Extract every line that contains the string "斜向下安装".

[Records excerpted from a collection]

************

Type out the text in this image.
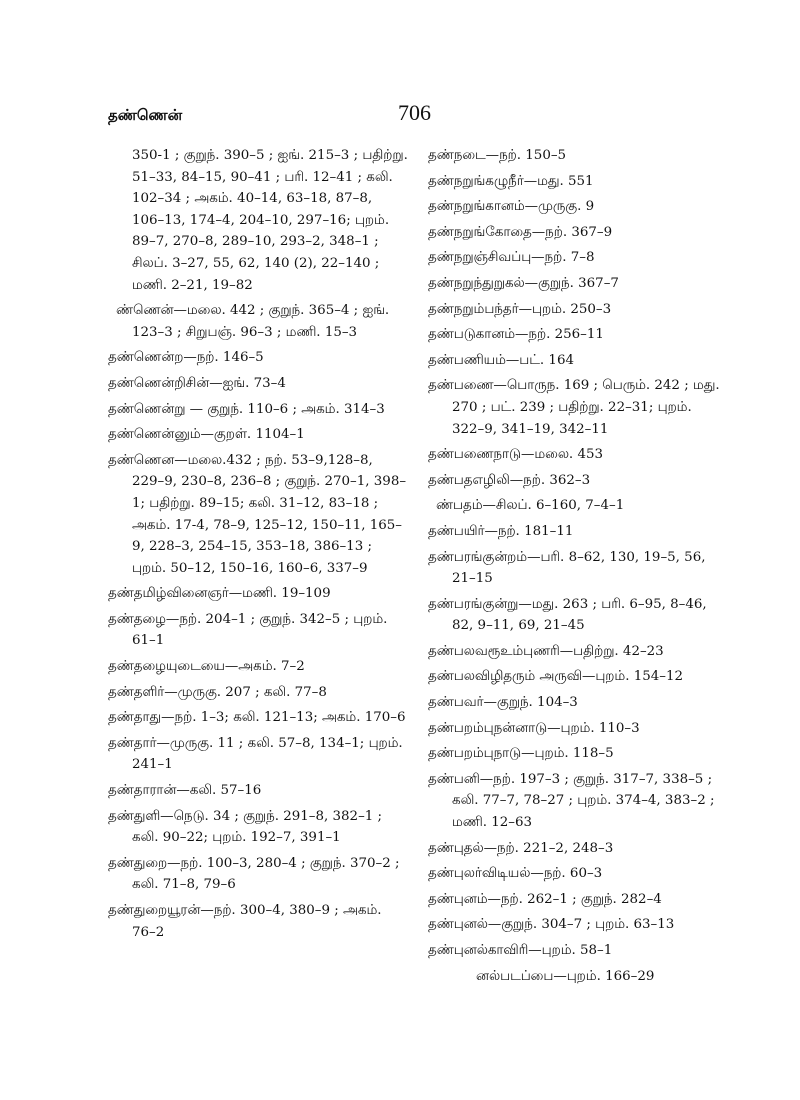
தண்ணென்	706
350-1 ; குறுந். 390–5 ; ஐங். 215–3 ; பதிற்று. 51–33, 84–15, 90–41 ; பரி. 12–41 ; கலி. 102–34 ; அகம். 40–14, 63–18, 87–8, 106–13, 174–4, 204–10, 297–16; புறம். 89–7, 270–8, 289–10, 293–2, 348–1 ; சிலப். 3–27, 55, 62, 140 (2), 22–140 ; மணி. 2–21, 19–82
ண்ணென்—மலை. 442 ; குறுந். 365–4 ; ஐங். 123–3 ; சிறுபஞ். 96–3 ; மணி. 15–3
தண்ணென்ற—நற். 146–5
தண்ணென்றிசின்—ஐங். 73–4
தண்ணென்று — குறுந். 110–6 ; அகம். 314–3
தண்ணென்னும்—குறள். 1104–1
தண்ணென—மலை.432 ; நற். 53–9,128–8, 229–9, 230–8, 236–8 ; குறுந். 270–1, 398–1; பதிற்று. 89–15; கலி. 31–12, 83–18 ; அகம். 17-4, 78–9, 125–12, 150–11, 165–9, 228–3, 254–15, 353–18, 386–13 ; புறம். 50–12, 150–16, 160–6, 337–9
தண்தமிழ்வினைஞர்—மணி. 19–109
தண்தழை—நற். 204–1 ; குறுந். 342–5 ; புறம். 61–1
தண்தழையுடையை—அகம். 7–2
தண்தளிர்—முருகு. 207 ; கலி. 77–8
தண்தாது—நற். 1–3; கலி. 121–13; அகம். 170–6
தண்தார்—முருகு. 11 ; கலி. 57–8, 134–1; புறம். 241–1
தண்தாரான்—கலி. 57–16
தண்துளி—நெடு. 34 ; குறுந். 291–8, 382–1 ; கலி. 90–22; புறம். 192–7, 391–1
தண்துறை—நற். 100–3, 280–4 ; குறுந். 370–2 ; கலி. 71–8, 79–6
தண்துறையூரன்—நற். 300–4, 380–9 ; அகம். 76–2
தண்நடை—நற். 150–5
தண்நறுங்கழுநீர்—மது. 551
தண்நறுங்கானம்—முருகு. 9
தண்நறுங்கோதை—நற். 367–9
தண்நறுஞ்சிவப்பு—நற். 7–8
தண்நறுந்துறுகல்—குறுந். 367–7
தண்நறும்பந்தர்—புறம். 250–3
தண்படுகானம்—நற். 256–11
தண்பணியம்—பட். 164
தண்பணை—பொருந. 169 ; பெரும். 242 ; மது. 270 ; பட். 239 ; பதிற்று. 22–31; புறம். 322–9, 341–19, 342–11
தண்பணைநாடு—மலை. 453
தண்பதஎழிலி—நற். 362–3
ண்பதம்—சிலப். 6–160, 7–4–1
தண்பயிர்—நற். 181–11
தண்பரங்குன்றம்—பரி. 8–62, 130, 19–5, 56, 21–15
தண்பரங்குன்று—மது. 263 ; பரி. 6–95, 8–46, 82, 9–11, 69, 21–45
தண்பலவரூஉம்புணரி—பதிற்று. 42–23
தண்பலவிழிதரும் அருவி—புறம். 154–12
தண்பவர்—குறுந். 104–3
தண்பறம்புநன்னாடு—புறம். 110–3
தண்பறம்புநாடு—புறம். 118–5
தண்பனி—நற். 197–3 ; குறுந். 317–7, 338–5 ; கலி. 77–7, 78–27 ; புறம். 374–4, 383–2 ; மணி. 12–63
தண்புதல்—நற். 221–2, 248–3
தண்புலர்விடியல்—நற். 60–3
தண்புனம்—நற். 262–1 ; குறுந். 282–4
தண்புனல்—குறுந். 304–7 ; புறம். 63–13
தண்புனல்காவிரி—புறம். 58–1
னல்படப்பை—புறம். 166–29
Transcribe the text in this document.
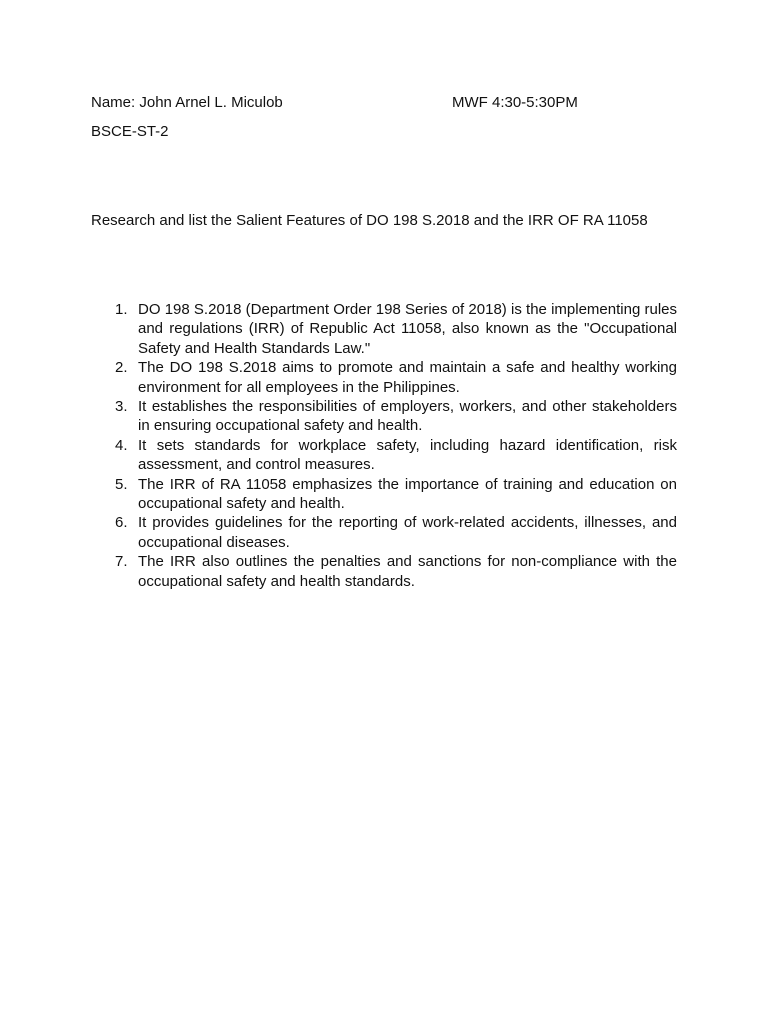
Name: John Arnel L. Miculob	MWF 4:30-5:30PM
BSCE-ST-2
Research and list the Salient Features of DO 198 S.2018 and the IRR OF RA 11058
1. DO 198 S.2018 (Department Order 198 Series of 2018) is the implementing rules and regulations (IRR) of Republic Act 11058, also known as the "Occupational Safety and Health Standards Law."
2. The DO 198 S.2018 aims to promote and maintain a safe and healthy working environment for all employees in the Philippines.
3. It establishes the responsibilities of employers, workers, and other stakeholders in ensuring occupational safety and health.
4. It sets standards for workplace safety, including hazard identification, risk assessment, and control measures.
5. The IRR of RA 11058 emphasizes the importance of training and education on occupational safety and health.
6. It provides guidelines for the reporting of work-related accidents, illnesses, and occupational diseases.
7. The IRR also outlines the penalties and sanctions for non-compliance with the occupational safety and health standards.
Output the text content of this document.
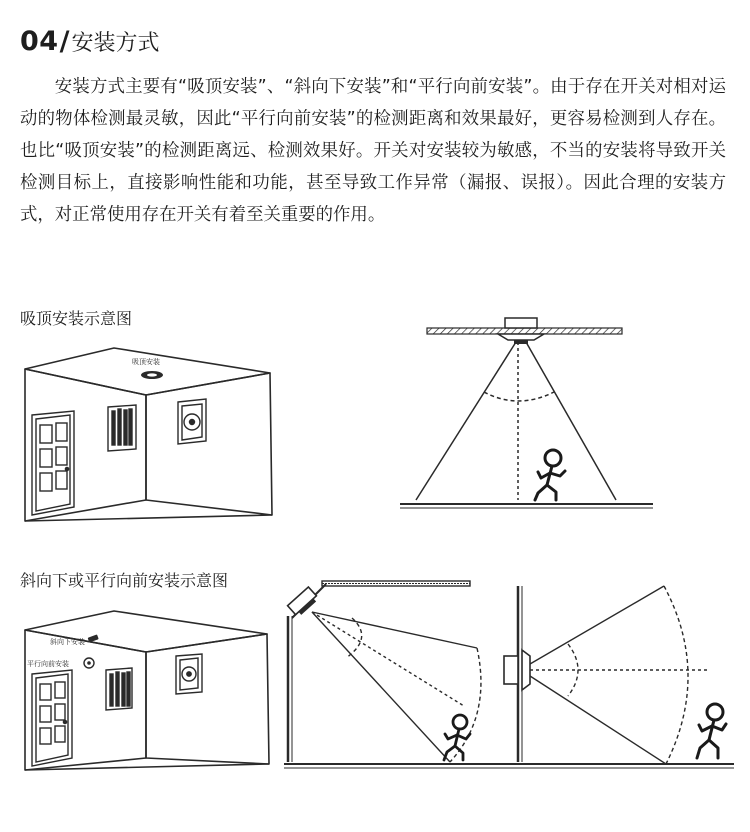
04 / 安装方式

安装方式主要有“吸顶安装”、“斜向下安装”和“平行向前安装”。由于存在开关对相对运动的物体检测最灵敏，因此“平行向前安装”的检测距离和效果最好，更容易检测到人存在。也比“吸顶安装”的检测距离远、检测效果好。开关对安装较为敏感，不当的安装将导致开关检测目标上，直接影响性能和功能，甚至导致工作异常（漏报、误报）。因此合理的安装方式，对正常使用存在开关有着至关重要的作用。

吸顶安装示意图
斜向下或平行向前安装示意图
吸顶安装
斜向下安装
平行向前安装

************

> SOLUTION TO THIS TASK:
安装方式主要有“吸顶安装”、“斜向下安装”和“平行向前安装”。由于存在开关对相对运动的物体检测最灵敏，因此“平行向前安装”的检测距离和效果最好，更容易检测到人存在。也比“吸顶安装”的检测距离远、检测效果好。开关对安装较为敏感，不当的安装将导致开关检测目标上，直接影响性能和功能，甚至导致工作异常（漏报、误报）。因此合理的安装方式，对正常使用存在开关有着至关重要的作用。
斜向下安装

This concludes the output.